### Aim of the task
Search the data below for the string "xlabel". Extract every line that contains it.

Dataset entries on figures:
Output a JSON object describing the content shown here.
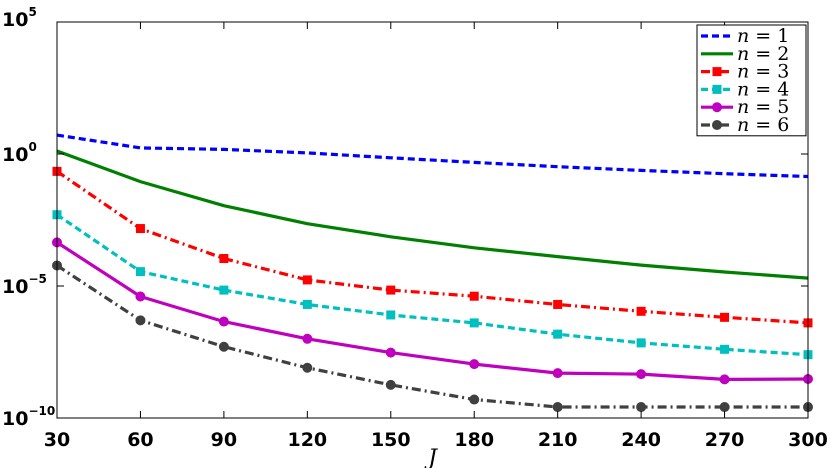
{
  "chart_data": {
    "type": "line",
    "x": [
      30,
      60,
      90,
      120,
      150,
      180,
      210,
      240,
      270,
      300
    ],
    "xlim": [
      30,
      300
    ],
    "ylim": [
      1e-10,
      100000.0
    ],
    "yscale": "log",
    "xlabel": "J",
    "ylabel": "",
    "xticks": [
      "30",
      "60",
      "90",
      "120",
      "150",
      "180",
      "210",
      "240",
      "270",
      "300"
    ],
    "yticks": [
      {
        "base": "10",
        "exp": "5"
      },
      {
        "base": "10",
        "exp": "0"
      },
      {
        "base": "10",
        "exp": "−5"
      },
      {
        "base": "10",
        "exp": "−10"
      }
    ],
    "grid": false,
    "legend_position": "top-right",
    "series": [
      {
        "name": "n = 1",
        "legend_var": "n",
        "legend_val": "= 1",
        "color": "#0000ff",
        "dash": "7,4",
        "marker": "none",
        "values": [
          5.2,
          1.7,
          1.5,
          1.1,
          0.72,
          0.48,
          0.33,
          0.24,
          0.18,
          0.14
        ]
      },
      {
        "name": "n = 2",
        "legend_var": "n",
        "legend_val": "= 2",
        "color": "#008000",
        "dash": "",
        "marker": "none",
        "values": [
          1.3,
          0.09,
          0.011,
          0.0023,
          0.00073,
          0.00028,
          0.00013,
          6.2e-05,
          3.4e-05,
          2e-05
        ]
      },
      {
        "name": "n = 3",
        "legend_var": "n",
        "legend_val": "= 3",
        "color": "#ff0000",
        "dash": "9,4,2,4",
        "marker": "square",
        "values": [
          0.22,
          0.0015,
          0.00011,
          1.7e-05,
          7e-06,
          4.1e-06,
          2e-06,
          1.1e-06,
          6.5e-07,
          4e-07
        ]
      },
      {
        "name": "n = 4",
        "legend_var": "n",
        "legend_val": "= 4",
        "color": "#00bfbf",
        "dash": "7,4",
        "marker": "square",
        "values": [
          0.005,
          3.5e-05,
          7e-06,
          2e-06,
          8e-07,
          4e-07,
          1.5e-07,
          7e-08,
          4e-08,
          2.5e-08
        ]
      },
      {
        "name": "n = 5",
        "legend_var": "n",
        "legend_val": "= 5",
        "color": "#bf00bf",
        "dash": "",
        "marker": "circle",
        "values": [
          0.00045,
          4e-06,
          4.5e-07,
          1e-07,
          3e-08,
          1.1e-08,
          5e-09,
          4.6e-09,
          2.9e-09,
          3e-09
        ]
      },
      {
        "name": "n = 6",
        "legend_var": "n",
        "legend_val": "= 6",
        "color": "#404040",
        "dash": "9,4,2,4",
        "marker": "circle",
        "values": [
          6e-05,
          5e-07,
          5e-08,
          8e-09,
          1.8e-09,
          5e-10,
          2.6e-10,
          2.6e-10,
          2.6e-10,
          2.6e-10
        ]
      }
    ]
  }
}
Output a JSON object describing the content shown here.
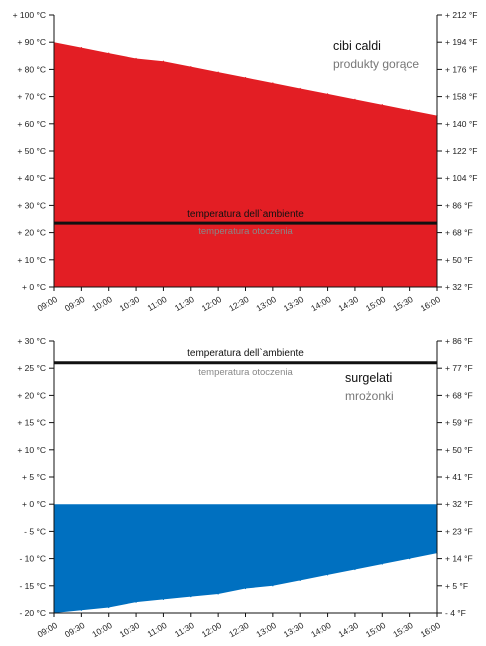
{
  "chart_data": [
    {
      "type": "area",
      "x": [
        "09:00",
        "09:30",
        "10:00",
        "10:30",
        "11:00",
        "11:30",
        "12:00",
        "12:30",
        "13:00",
        "13:30",
        "14:00",
        "14:30",
        "15:00",
        "15:30",
        "16:00"
      ],
      "y": [
        90,
        88,
        86,
        84,
        83,
        81,
        79,
        77,
        75,
        73,
        71,
        69,
        67,
        65,
        63
      ],
      "ylim": [
        0,
        100
      ],
      "left_ticks": [
        "+ 0 °C",
        "+ 10 °C",
        "+ 20 °C",
        "+ 30 °C",
        "+ 40 °C",
        "+ 50 °C",
        "+ 60 °C",
        "+ 70 °C",
        "+ 80 °C",
        "+ 90 °C",
        "+ 100 °C"
      ],
      "right_ticks": [
        "+ 32 °F",
        "+ 50 °F",
        "+ 68 °F",
        "+ 86 °F",
        "+ 104 °F",
        "+ 122 °F",
        "+ 140 °F",
        "+ 158 °F",
        "+ 176 °F",
        "+ 194 °F",
        "+ 212 °F"
      ],
      "fill_color": "#e31e24",
      "ambient_value": 23.5,
      "ambient_label": "temperatura dell`ambiente",
      "ambient_sublabel": "temperatura otoczenia",
      "title": "cibi caldi",
      "subtitle": "produkty gorące"
    },
    {
      "type": "area",
      "x": [
        "09:00",
        "09:30",
        "10:00",
        "10:30",
        "11:00",
        "11:30",
        "12:00",
        "12:30",
        "13:00",
        "13:30",
        "14:00",
        "14:30",
        "15:00",
        "15:30",
        "16:00"
      ],
      "y": [
        -20,
        -19.5,
        -19,
        -18,
        -17.5,
        -17,
        -16.5,
        -15.5,
        -15,
        -14,
        -13,
        -12,
        -11,
        -10,
        -9
      ],
      "ylim": [
        -20,
        30
      ],
      "left_ticks": [
        "- 20 °C",
        "- 15 °C",
        "- 10 °C",
        "- 5 °C",
        "+ 0 °C",
        "+ 5 °C",
        "+ 10 °C",
        "+ 15 °C",
        "+ 20 °C",
        "+ 25 °C",
        "+ 30 °C"
      ],
      "right_ticks": [
        "- 4 °F",
        "+ 5 °F",
        "+ 14 °F",
        "+ 23 °F",
        "+ 32 °F",
        "+ 41 °F",
        "+ 50 °F",
        "+ 59 °F",
        "+ 68 °F",
        "+ 77 °F",
        "+ 86 °F"
      ],
      "fill_color": "#0070c0",
      "ambient_value": 26,
      "ambient_label": "temperatura dell`ambiente",
      "ambient_sublabel": "temperatura otoczenia",
      "title": "surgelati",
      "subtitle": "mrożonki"
    }
  ]
}
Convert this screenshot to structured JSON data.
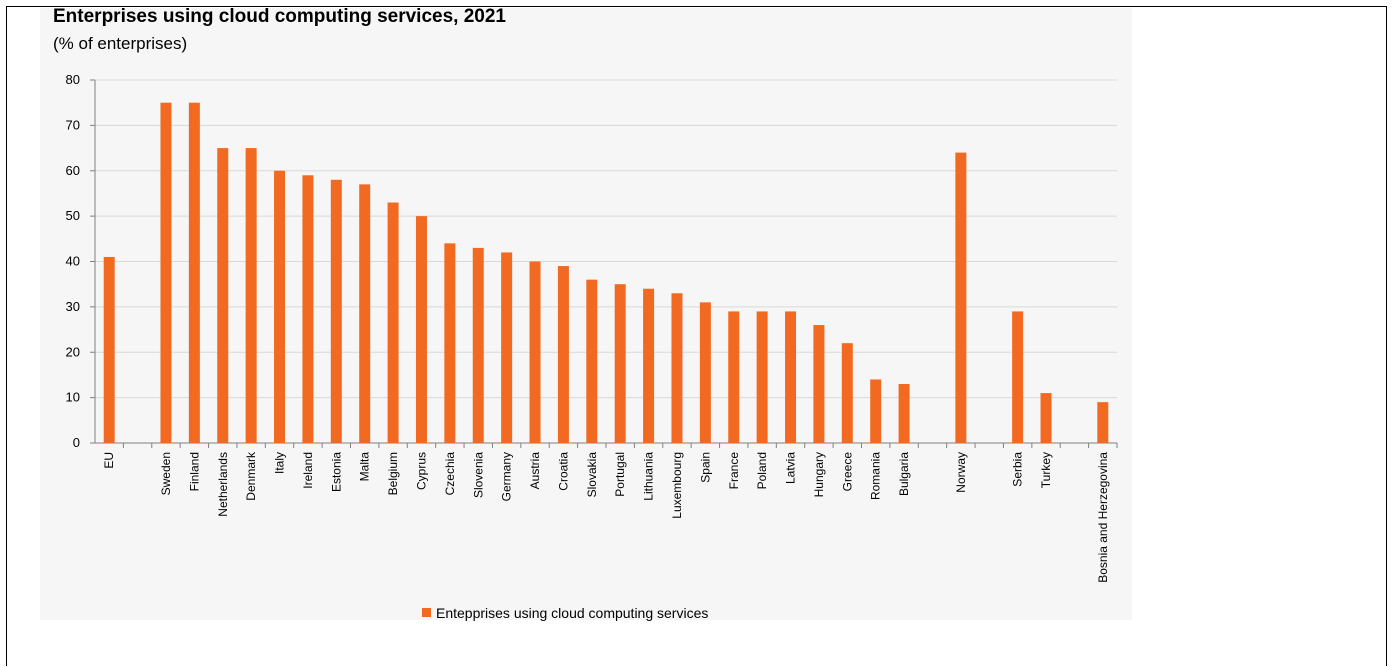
{
  "title": "Enterprises using cloud computing services, 2021",
  "subtitle": "(% of enterprises)",
  "colors": {
    "bar": "#F26A21",
    "grid": "#d9d9d9",
    "axis": "#808080"
  },
  "chart_data": {
    "type": "bar",
    "title": "Enterprises using cloud computing services, 2021",
    "subtitle": "(% of enterprises)",
    "xlabel": "",
    "ylabel": "",
    "ylim": [
      0,
      80
    ],
    "yticks": [
      0,
      10,
      20,
      30,
      40,
      50,
      60,
      70,
      80
    ],
    "grid": true,
    "legend_position": "bottom",
    "categories": [
      "EU",
      "",
      "Sweden",
      "Finland",
      "Netherlands",
      "Denmark",
      "Italy",
      "Ireland",
      "Estonia",
      "Malta",
      "Belgium",
      "Cyprus",
      "Czechia",
      "Slovenia",
      "Germany",
      "Austria",
      "Croatia",
      "Slovakia",
      "Portugal",
      "Lithuania",
      "Luxembourg",
      "Spain",
      "France",
      "Poland",
      "Latvia",
      "Hungary",
      "Greece",
      "Romania",
      "Bulgaria",
      "",
      "Norway",
      "",
      "Serbia",
      "Turkey",
      "",
      "Bosnia and Herzegovina"
    ],
    "series": [
      {
        "name": "Entepprises using cloud computing services",
        "values": [
          41,
          null,
          75,
          75,
          65,
          65,
          60,
          59,
          58,
          57,
          53,
          50,
          44,
          43,
          42,
          40,
          39,
          36,
          35,
          34,
          33,
          31,
          29,
          29,
          29,
          26,
          22,
          14,
          13,
          null,
          64,
          null,
          29,
          11,
          null,
          9
        ]
      }
    ]
  }
}
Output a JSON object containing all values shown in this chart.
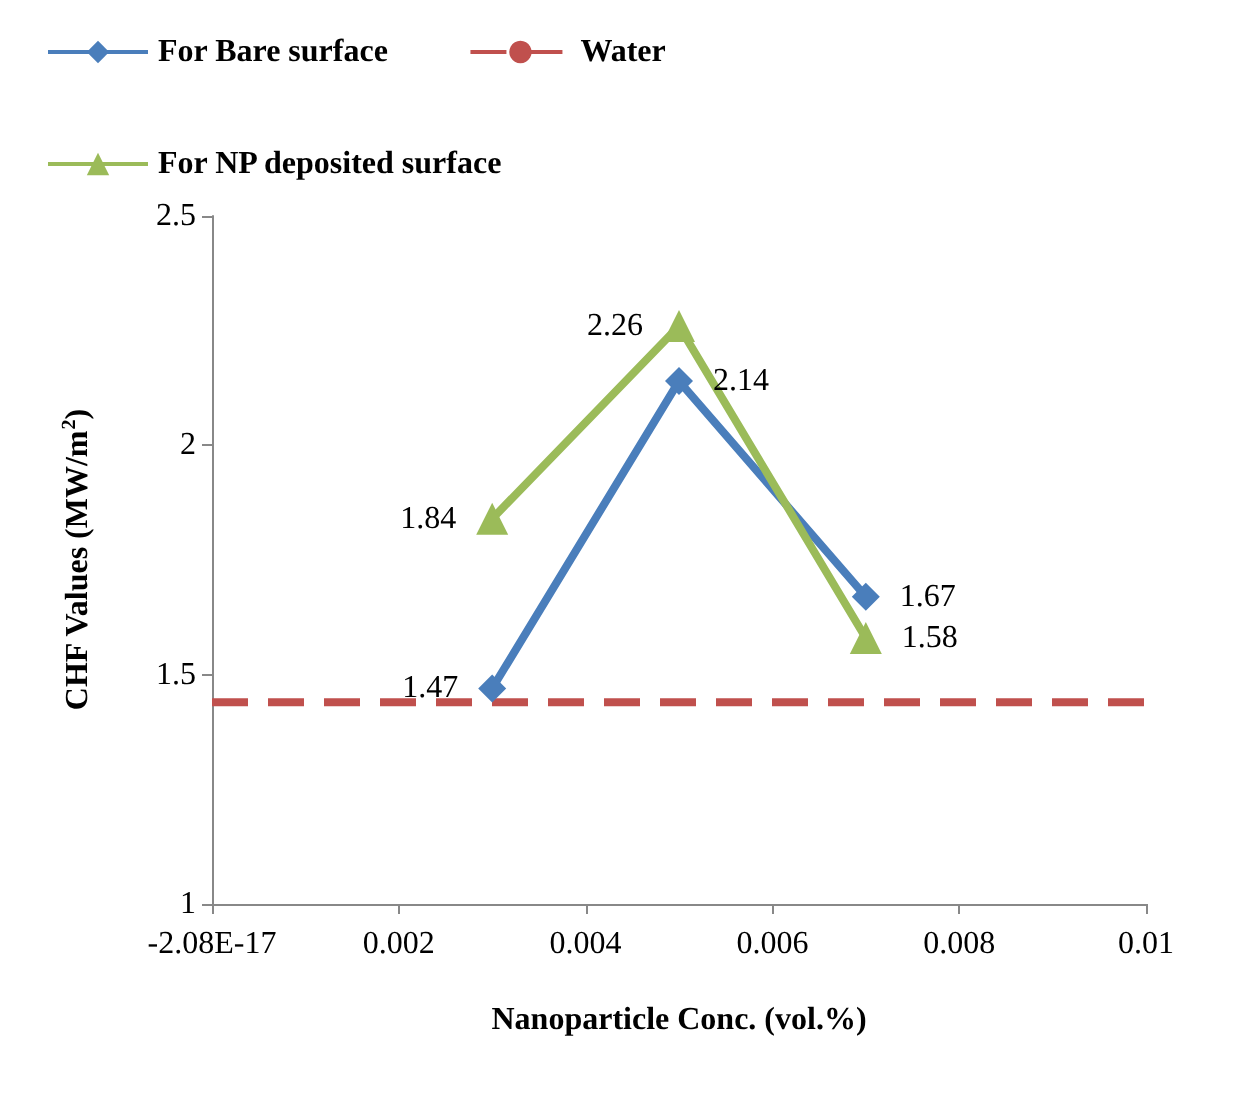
{
  "chart_data": {
    "type": "line",
    "xlabel": "Nanoparticle Conc. (vol.%)",
    "ylabel": "CHF Values (MW/m$^{2}$)",
    "xlim": [
      -2.08e-17,
      0.01
    ],
    "xticks": [
      {
        "value": -2.08e-17,
        "label": "-2.08E-17"
      },
      0.002,
      0.004,
      0.006,
      0.008,
      0.01
    ],
    "ylim": [
      1,
      2.5
    ],
    "yticks": [
      1,
      1.5,
      2,
      2.5
    ],
    "grid": false,
    "legend": "top",
    "series": [
      {
        "name": "For Bare surface",
        "color": "#4a7ebb",
        "marker": "diamond",
        "x": [
          0.003,
          0.005,
          0.007
        ],
        "values": [
          1.47,
          2.14,
          1.67
        ],
        "value_labels": [
          "1.47",
          "2.14",
          "1.67"
        ]
      },
      {
        "name": "Water",
        "color": "#c0504d",
        "marker": "none",
        "line_style": "dashed",
        "x": [
          0,
          0.01
        ],
        "values": [
          1.44,
          1.44
        ]
      },
      {
        "name": "For NP deposited surface",
        "color": "#9bbb59",
        "marker": "triangle",
        "x": [
          0.003,
          0.005,
          0.007
        ],
        "values": [
          1.84,
          2.26,
          1.58
        ],
        "value_labels": [
          "1.84",
          "2.26",
          "1.58"
        ]
      }
    ]
  }
}
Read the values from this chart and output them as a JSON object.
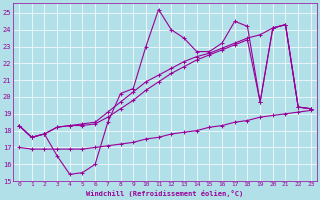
{
  "xlabel": "Windchill (Refroidissement éolien,°C)",
  "background_color": "#b2e0e8",
  "line_color": "#990099",
  "grid_color": "#ffffff",
  "xlim": [
    -0.5,
    23.5
  ],
  "ylim": [
    15,
    25.6
  ],
  "xticks": [
    0,
    1,
    2,
    3,
    4,
    5,
    6,
    7,
    8,
    9,
    10,
    11,
    12,
    13,
    14,
    15,
    16,
    17,
    18,
    19,
    20,
    21,
    22,
    23
  ],
  "yticks": [
    15,
    16,
    17,
    18,
    19,
    20,
    21,
    22,
    23,
    24,
    25
  ],
  "lines": [
    {
      "x": [
        0,
        1,
        2,
        3,
        4,
        5,
        6,
        7,
        8,
        9,
        10,
        11,
        12,
        13,
        14,
        15,
        16,
        17,
        18,
        19,
        20,
        21,
        22,
        23
      ],
      "y": [
        18.3,
        17.6,
        17.8,
        16.5,
        15.4,
        15.5,
        16.0,
        18.5,
        20.2,
        20.5,
        23.0,
        25.2,
        24.0,
        23.5,
        22.7,
        22.7,
        23.2,
        24.5,
        24.2,
        19.7,
        24.1,
        24.3,
        19.4,
        19.3
      ]
    },
    {
      "x": [
        0,
        1,
        2,
        3,
        4,
        5,
        6,
        7,
        8,
        9,
        10,
        11,
        12,
        13,
        14,
        15,
        16,
        17,
        18,
        19,
        20,
        21,
        22,
        23
      ],
      "y": [
        18.3,
        17.6,
        17.8,
        18.2,
        18.3,
        18.4,
        18.5,
        19.1,
        19.7,
        20.3,
        20.9,
        21.3,
        21.7,
        22.1,
        22.4,
        22.6,
        22.9,
        23.2,
        23.5,
        23.7,
        24.1,
        24.3,
        19.4,
        19.3
      ]
    },
    {
      "x": [
        0,
        1,
        2,
        3,
        4,
        5,
        6,
        7,
        8,
        9,
        10,
        11,
        12,
        13,
        14,
        15,
        16,
        17,
        18,
        19,
        20,
        21,
        22,
        23
      ],
      "y": [
        18.3,
        17.6,
        17.8,
        18.2,
        18.3,
        18.3,
        18.4,
        18.8,
        19.3,
        19.8,
        20.4,
        20.9,
        21.4,
        21.8,
        22.2,
        22.5,
        22.8,
        23.1,
        23.4,
        19.7,
        24.1,
        24.3,
        19.4,
        19.3
      ]
    },
    {
      "x": [
        0,
        1,
        2,
        3,
        4,
        5,
        6,
        7,
        8,
        9,
        10,
        11,
        12,
        13,
        14,
        15,
        16,
        17,
        18,
        19,
        20,
        21,
        22,
        23
      ],
      "y": [
        17.0,
        16.9,
        16.9,
        16.9,
        16.9,
        16.9,
        17.0,
        17.1,
        17.2,
        17.3,
        17.5,
        17.6,
        17.8,
        17.9,
        18.0,
        18.2,
        18.3,
        18.5,
        18.6,
        18.8,
        18.9,
        19.0,
        19.1,
        19.2
      ]
    }
  ],
  "marker": "+",
  "markersize": 3,
  "linewidth": 0.8
}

### Reply to the task
    "xlabel": "J",
    "xlabel": "",
    "xlabel": "Nanoparticle Conc. (vol.%)",
  "xlabel": "Windchill (Refroidissement éolien,°C)",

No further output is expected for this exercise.